#### Exercise data:
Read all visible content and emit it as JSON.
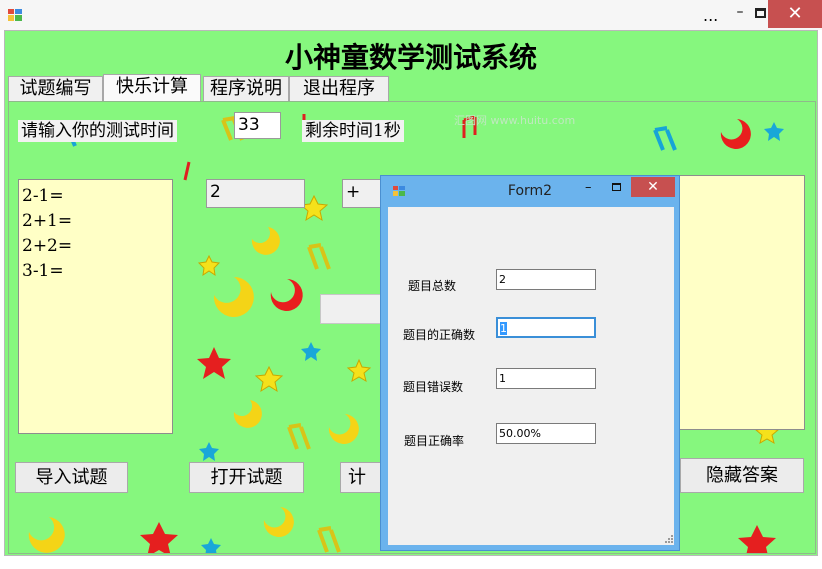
{
  "window": {
    "dots": "...",
    "min": "–",
    "close": "✕"
  },
  "app": {
    "title": "小神童数学测试系统"
  },
  "tabs": [
    "试题编写",
    "快乐计算",
    "程序说明",
    "退出程序"
  ],
  "main": {
    "time_prompt": "请输入你的测试时间",
    "time_value": "33",
    "remaining": "剩余时间1秒",
    "questions": [
      "2-1=",
      "2+1=",
      "2+2=",
      "3-1="
    ],
    "operand1": "2",
    "operator": "+",
    "buttons": {
      "import": "导入试题",
      "open": "打开试题",
      "timer": "计时",
      "hide": "隐藏答案"
    },
    "watermark": "汇图网 www.huitu.com"
  },
  "dialog": {
    "title": "Form2",
    "min": "–",
    "close": "✕",
    "rows": [
      {
        "label": "题目总数",
        "value": "2"
      },
      {
        "label": "题目的正确数",
        "value": "1"
      },
      {
        "label": "题目错误数",
        "value": "1"
      },
      {
        "label": "题目正确率",
        "value": "50.00%"
      }
    ]
  },
  "colors": {
    "form_green": "#86f77e",
    "list_yellow": "#ffffc6",
    "dialog_border": "#6bb3ed",
    "close_red": "#c75050"
  }
}
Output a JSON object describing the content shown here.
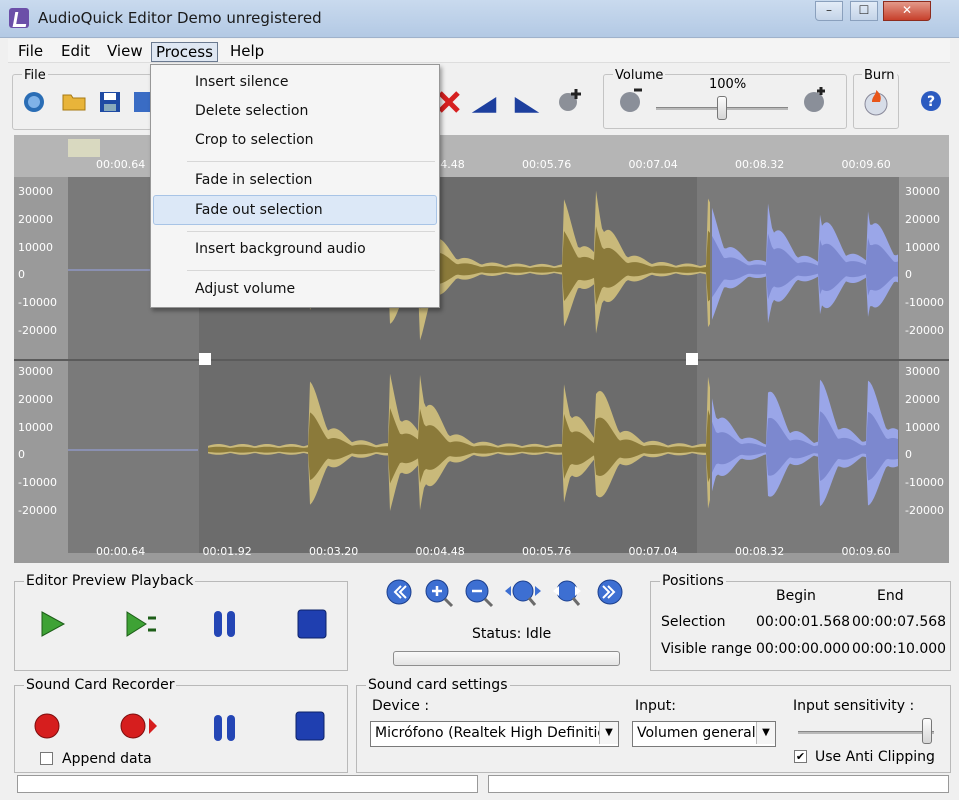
{
  "window": {
    "title": "AudioQuick Editor Demo unregistered",
    "min_glyph": "–",
    "max_glyph": "☐",
    "close_glyph": "✕"
  },
  "menubar": {
    "items": [
      "File",
      "Edit",
      "View",
      "Process",
      "Help"
    ]
  },
  "process_menu": {
    "group1": [
      "Insert silence",
      "Delete selection",
      "Crop to selection"
    ],
    "group2": [
      "Fade in selection",
      "Fade out selection"
    ],
    "group3": [
      "Insert background audio"
    ],
    "group4": [
      "Adjust volume"
    ],
    "highlighted": "Fade out selection"
  },
  "toolbar": {
    "file_label": "File",
    "volume_label": "Volume",
    "volume_value": "100%",
    "volume_level": 0.5,
    "burn_label": "Burn"
  },
  "waveform": {
    "amplitude_labels": [
      "30000",
      "20000",
      "10000",
      "0",
      "-10000",
      "-20000"
    ],
    "time_labels": [
      "00:00.64",
      "00:01.92",
      "00:03.20",
      "00:04.48",
      "00:05.76",
      "00:07.04",
      "00:08.32",
      "00:09.60"
    ],
    "colors": {
      "wave": "#8b7a3a",
      "wave_light": "#c9b97a",
      "wave_highlight": "#9aa6e8",
      "background": "#7a7a7a",
      "selection": "#6b6b6b"
    }
  },
  "preview": {
    "label": "Editor Preview Playback"
  },
  "nav": {
    "status": "Status: Idle"
  },
  "positions": {
    "label": "Positions",
    "begin": "Begin",
    "end": "End",
    "selection_label": "Selection",
    "selection_begin": "00:00:01.568",
    "selection_end": "00:00:07.568",
    "visible_label": "Visible range",
    "visible_begin": "00:00:00.000",
    "visible_end": "00:00:10.000"
  },
  "recorder": {
    "label": "Sound Card Recorder",
    "append": "Append data"
  },
  "soundcard": {
    "label": "Sound card settings",
    "device_label": "Device :",
    "device_value": "Micrófono (Realtek High Definition",
    "input_label": "Input:",
    "input_value": "Volumen general",
    "sensitivity_label": "Input sensitivity :",
    "anti_clipping": "Use Anti Clipping"
  }
}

#### Problem statement:
Reproduce each entry precisely. Leave the pictures out.

#### Exercise result:
Read all visible content and emit it as JSON.
{
  "window": {
    "dots": "...",
    "min": "–",
    "close": "✕"
  },
  "app": {
    "title": "小神童数学测试系统"
  },
  "tabs": [
    "试题编写",
    "快乐计算",
    "程序说明",
    "退出程序"
  ],
  "main": {
    "time_prompt": "请输入你的测试时间",
    "time_value": "33",
    "remaining": "剩余时间1秒",
    "questions": [
      "2-1=",
      "2+1=",
      "2+2=",
      "3-1="
    ],
    "operand1": "2",
    "operator": "+",
    "buttons": {
      "import": "导入试题",
      "open": "打开试题",
      "timer": "计时",
      "hide": "隐藏答案"
    },
    "watermark": "汇图网 www.huitu.com"
  },
  "dialog": {
    "title": "Form2",
    "min": "–",
    "close": "✕",
    "rows": [
      {
        "label": "题目总数",
        "value": "2"
      },
      {
        "label": "题目的正确数",
        "value": "1"
      },
      {
        "label": "题目错误数",
        "value": "1"
      },
      {
        "label": "题目正确率",
        "value": "50.00%"
      }
    ]
  },
  "colors": {
    "form_green": "#86f77e",
    "list_yellow": "#ffffc6",
    "dialog_border": "#6bb3ed",
    "close_red": "#c75050"
  }
}
Output a JSON object describing the content shown here.
{
  "window": {
    "title": "AudioQuick Editor Demo unregistered",
    "min_glyph": "–",
    "max_glyph": "☐",
    "close_glyph": "✕"
  },
  "menubar": {
    "items": [
      "File",
      "Edit",
      "View",
      "Process",
      "Help"
    ]
  },
  "process_menu": {
    "group1": [
      "Insert silence",
      "Delete selection",
      "Crop to selection"
    ],
    "group2": [
      "Fade in selection",
      "Fade out selection"
    ],
    "group3": [
      "Insert background audio"
    ],
    "group4": [
      "Adjust volume"
    ],
    "highlighted": "Fade out selection"
  },
  "toolbar": {
    "file_label": "File",
    "volume_label": "Volume",
    "volume_value": "100%",
    "volume_level": 0.5,
    "burn_label": "Burn"
  },
  "waveform": {
    "amplitude_labels": [
      "30000",
      "20000",
      "10000",
      "0",
      "-10000",
      "-20000"
    ],
    "time_labels": [
      "00:00.64",
      "00:01.92",
      "00:03.20",
      "00:04.48",
      "00:05.76",
      "00:07.04",
      "00:08.32",
      "00:09.60"
    ],
    "colors": {
      "wave": "#8b7a3a",
      "wave_light": "#c9b97a",
      "wave_highlight": "#9aa6e8",
      "background": "#7a7a7a",
      "selection": "#6b6b6b"
    }
  },
  "preview": {
    "label": "Editor Preview Playback"
  },
  "nav": {
    "status": "Status: Idle"
  },
  "positions": {
    "label": "Positions",
    "begin": "Begin",
    "end": "End",
    "selection_label": "Selection",
    "selection_begin": "00:00:01.568",
    "selection_end": "00:00:07.568",
    "visible_label": "Visible range",
    "visible_begin": "00:00:00.000",
    "visible_end": "00:00:10.000"
  },
  "recorder": {
    "label": "Sound Card Recorder",
    "append": "Append data"
  },
  "soundcard": {
    "label": "Sound card settings",
    "device_label": "Device :",
    "device_value": "Micrófono (Realtek High Definition",
    "input_label": "Input:",
    "input_value": "Volumen general",
    "sensitivity_label": "Input sensitivity :",
    "anti_clipping": "Use Anti Clipping"
  }
}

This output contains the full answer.